Collected data entries
══════
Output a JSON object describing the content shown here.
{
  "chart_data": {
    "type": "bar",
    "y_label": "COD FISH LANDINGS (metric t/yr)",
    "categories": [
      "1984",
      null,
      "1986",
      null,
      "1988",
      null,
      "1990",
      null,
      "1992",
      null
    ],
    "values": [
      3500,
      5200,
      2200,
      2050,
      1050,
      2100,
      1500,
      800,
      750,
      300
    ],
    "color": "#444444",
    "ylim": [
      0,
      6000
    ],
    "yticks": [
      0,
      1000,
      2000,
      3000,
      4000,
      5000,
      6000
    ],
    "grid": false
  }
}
══════
▸ Written task: Copy all data exactly, start to finish.

▸ Result:
Output a JSON object describing the content shown here.
{
  "chart_data": {
    "type": "bar",
    "y_label": "COD FISH LANDINGS (metric t/yr)",
    "categories": [
      "1984",
      null,
      "1986",
      null,
      "1988",
      null,
      "1990",
      null,
      "1992",
      null
    ],
    "values": [
      3500,
      5200,
      2200,
      2050,
      1050,
      2100,
      1500,
      800,
      750,
      300
    ],
    "color": "#444444",
    "ylim": [
      0,
      6000
    ],
    "yticks": [
      0,
      1000,
      2000,
      3000,
      4000,
      5000,
      6000
    ],
    "grid": false
  }
}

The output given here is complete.